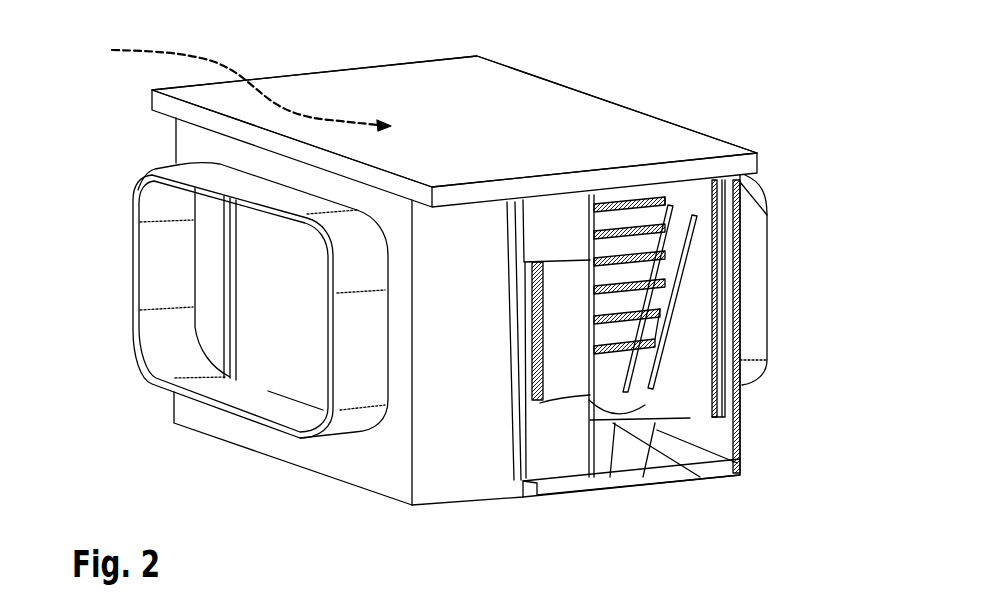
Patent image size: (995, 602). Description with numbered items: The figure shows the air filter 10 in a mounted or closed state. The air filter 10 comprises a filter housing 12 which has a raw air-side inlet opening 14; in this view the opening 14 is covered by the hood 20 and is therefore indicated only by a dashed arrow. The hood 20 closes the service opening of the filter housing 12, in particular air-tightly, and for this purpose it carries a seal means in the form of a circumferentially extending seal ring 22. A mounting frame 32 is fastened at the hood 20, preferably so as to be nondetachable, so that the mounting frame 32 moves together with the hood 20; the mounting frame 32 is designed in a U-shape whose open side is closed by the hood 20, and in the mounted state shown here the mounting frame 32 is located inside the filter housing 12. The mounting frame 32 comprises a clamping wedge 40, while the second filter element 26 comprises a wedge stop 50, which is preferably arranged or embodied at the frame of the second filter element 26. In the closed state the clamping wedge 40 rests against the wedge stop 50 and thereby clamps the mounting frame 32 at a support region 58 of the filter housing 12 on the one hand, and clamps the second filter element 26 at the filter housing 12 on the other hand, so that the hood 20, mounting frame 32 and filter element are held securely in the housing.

The air filter 10 is at (674, 104).
The filter housing 12 is at (190, 150).
The raw air-side inlet opening 14 is at (234, 81).
The hood 20 is at (747, 163).
The seal ring 22 is at (720, 353).
The second filter element 26 is at (680, 378).
The mounting frame 32 is at (568, 386).
The clamping wedge 40 is at (646, 250).
The wedge stop 50 is at (683, 302).
The support region 58 is at (527, 482).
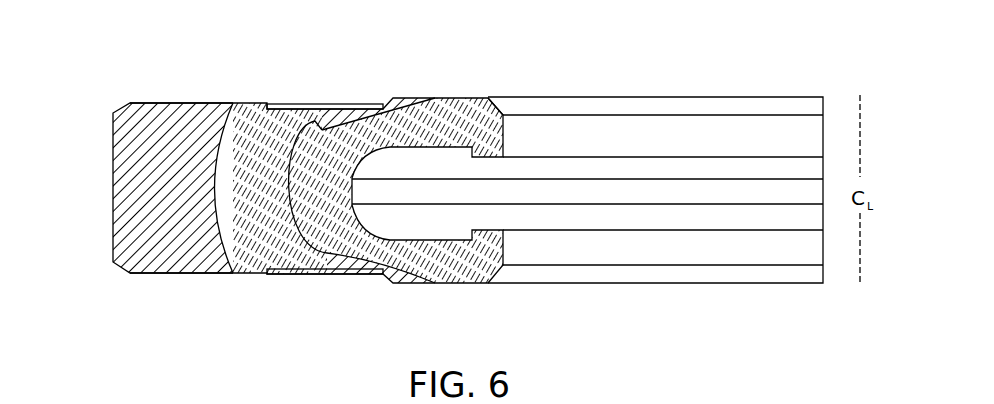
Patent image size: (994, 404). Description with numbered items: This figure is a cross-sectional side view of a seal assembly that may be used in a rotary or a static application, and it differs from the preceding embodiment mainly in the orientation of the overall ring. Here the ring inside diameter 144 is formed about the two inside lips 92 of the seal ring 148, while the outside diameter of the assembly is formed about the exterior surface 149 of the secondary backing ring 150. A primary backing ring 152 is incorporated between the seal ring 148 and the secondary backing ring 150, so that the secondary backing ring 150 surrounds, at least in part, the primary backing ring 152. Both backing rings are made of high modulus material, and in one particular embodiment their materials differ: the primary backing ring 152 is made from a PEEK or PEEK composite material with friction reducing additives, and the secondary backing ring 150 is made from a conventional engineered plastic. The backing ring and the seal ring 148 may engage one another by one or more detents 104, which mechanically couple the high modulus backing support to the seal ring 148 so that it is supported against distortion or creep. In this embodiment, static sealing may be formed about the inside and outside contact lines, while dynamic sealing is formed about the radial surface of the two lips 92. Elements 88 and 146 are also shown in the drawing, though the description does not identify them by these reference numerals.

The optical fiber 88 is at (414, 188).
The inside lips 92 is at (497, 130).
The detent 104 is at (317, 128).
The ring inside diameter 144 is at (722, 120).
The bottom surface of insert 146 is at (113, 237).
The seal ring 148 is at (487, 95).
The exterior surface 149 is at (113, 125).
The secondary backing ring 150 is at (111, 176).
The primary backing ring 152 is at (274, 101).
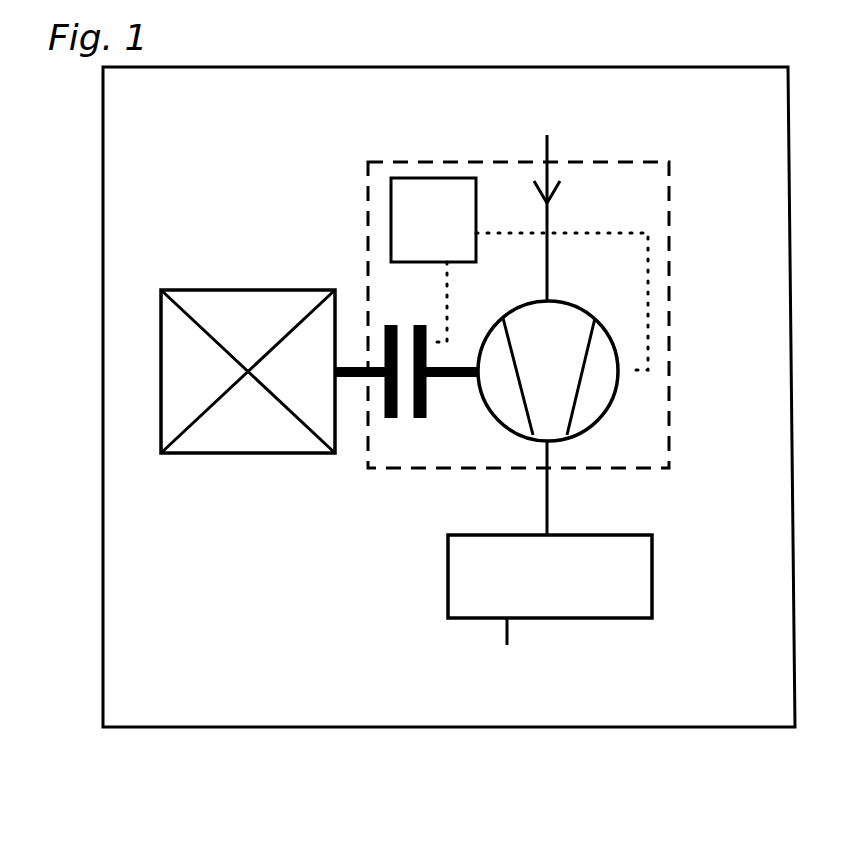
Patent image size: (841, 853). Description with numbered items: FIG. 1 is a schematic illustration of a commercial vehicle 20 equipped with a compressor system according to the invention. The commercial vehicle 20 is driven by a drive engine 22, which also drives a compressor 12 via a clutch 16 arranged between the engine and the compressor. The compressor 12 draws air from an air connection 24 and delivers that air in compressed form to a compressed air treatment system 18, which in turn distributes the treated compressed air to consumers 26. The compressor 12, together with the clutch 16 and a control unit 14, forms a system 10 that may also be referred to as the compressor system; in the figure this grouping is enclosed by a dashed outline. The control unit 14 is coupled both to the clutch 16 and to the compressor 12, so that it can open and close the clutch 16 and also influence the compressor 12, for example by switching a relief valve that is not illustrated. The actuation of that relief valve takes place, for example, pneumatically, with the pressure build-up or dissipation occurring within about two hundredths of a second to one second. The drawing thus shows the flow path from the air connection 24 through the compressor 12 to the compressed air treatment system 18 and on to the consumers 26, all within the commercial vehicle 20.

---------------

*WHAT TO WORK ON*. Output every line of the data above as a numbered list, dropping the blank lines and leaving out the picture markers.

*RESPONSE TO THIS EXERCISE*.
1. Patent image size: (995, 602). Description with numbered items: The figure shows the air filter 10 in a mounted or closed state. The air filter 10 comprises a filter housing 12 which has a raw air-side inlet opening 14; in this view the opening 14 is covered by the hood 20 and is therefore indicated only by a dashed arrow. The hood 20 closes the service opening of the filter housing 12, in particular air-tightly, and for this purpose it carries a seal means in the form of a circumferentially extending seal ring 22. A mounting frame 32 is fastened at the hood 20, preferably so as to be nondetachable, so that the mounting frame 32 moves together with the hood 20; the mounting frame 32 is designed in a U-shape whose open side is closed by the hood 20, and in the mounted state shown here the mounting frame 32 is located inside the filter housing 12. The mounting frame 32 comprises a clamping wedge 40, while the second filter element 26 comprises a wedge stop 50, which is preferably arranged or embodied at the frame of the second filter element 26. In the closed state the clamping wedge 40 rests against the wedge stop 50 and thereby clamps the mounting frame 32 at a support region 58 of the filter housing 12 on the one hand, and clamps the second filter element 26 at the filter housing 12 on the other hand, so that the hood 20, mounting frame 32 and filter element are held securely in the housing.
2. The air filter 10 is at (674, 104).
3. The filter housing 12 is at (190, 150).
4. The raw air-side inlet opening 14 is at (234, 81).
5. The hood 20 is at (747, 163).
6. The seal ring 22 is at (720, 353).
7. The second filter element 26 is at (680, 378).
8. The mounting frame 32 is at (568, 386).
9. The clamping wedge 40 is at (646, 250).
10. The wedge stop 50 is at (683, 302).
11. The support region 58 is at (527, 482).
12. Patent image size: (994, 404). Description with numbered items: This figure is a cross-sectional side view of a seal assembly that may be used in a rotary or a static application, and it differs from the preceding embodiment mainly in the orientation of the overall ring. Here the ring inside diameter 144 is formed about the two inside lips 92 of the seal ring 148, while the outside diameter of the assembly is formed about the exterior surface 149 of the secondary backing ring 150. A primary backing ring 152 is incorporated between the seal ring 148 and the secondary backing ring 150, so that the secondary backing ring 150 surrounds, at least in part, the primary backing ring 152. Both backing rings are made of high modulus material, and in one particular embodiment their materials differ: the primary backing ring 152 is made from a PEEK or PEEK composite material with friction reducing additives, and the secondary backing ring 150 is made from a conventional engineered plastic. The backing ring and the seal ring 148 may engage one another by one or more detents 104, which mechanically couple the high modulus backing support to the seal ring 148 so that it is supported against distortion or creep. In this embodiment, static sealing may be formed about the inside and outside contact lines, while dynamic sealing is formed about the radial surface of the two lips 92. Elements 88 and 146 are also shown in the drawing, though the description does not identify them by these reference numerals.
13. The optical fiber 88 is at (414, 188).
14. The inside lips 92 is at (497, 130).
15. The detent 104 is at (317, 128).
16. The ring inside diameter 144 is at (722, 120).
17. The bottom surface of insert 146 is at (113, 237).
18. The seal ring 148 is at (487, 95).
19. The exterior surface 149 is at (113, 125).
20. The secondary backing ring 150 is at (111, 176).
21. The primary backing ring 152 is at (274, 101).
22. Patent image size: (841, 853). Description with numbered items: FIG. 1 is a schematic illustration of a commercial vehicle 20 equipped with a compressor system according to the invention. The commercial vehicle 20 is driven by a drive engine 22, which also drives a compressor 12 via a clutch 16 arranged between the engine and the compressor. The compressor 12 draws air from an air connection 24 and delivers that air in compressed form to a compressed air treatment system 18, which in turn distributes the treated compressed air to consumers 26. The compressor 12, together with the clutch 16 and a control unit 14, forms a system 10 that may also be referred to as the compressor system; in the figure this grouping is enclosed by a dashed outline. The control unit 14 is coupled both to the clutch 16 and to the compressor 12, so that it can open and close the clutch 16 and also influence the compressor 12, for example by switching a relief valve that is not illustrated. The actuation of that relief valve takes place, for example, pneumatically, with the pressure build-up or dissipation occurring within about two hundredths of a second to one second. The drawing thus shows the flow path from the air connection 24 through the compressor 12 to the compressed air treatment system 18 and on to the consumers 26, all within the commercial vehicle 20.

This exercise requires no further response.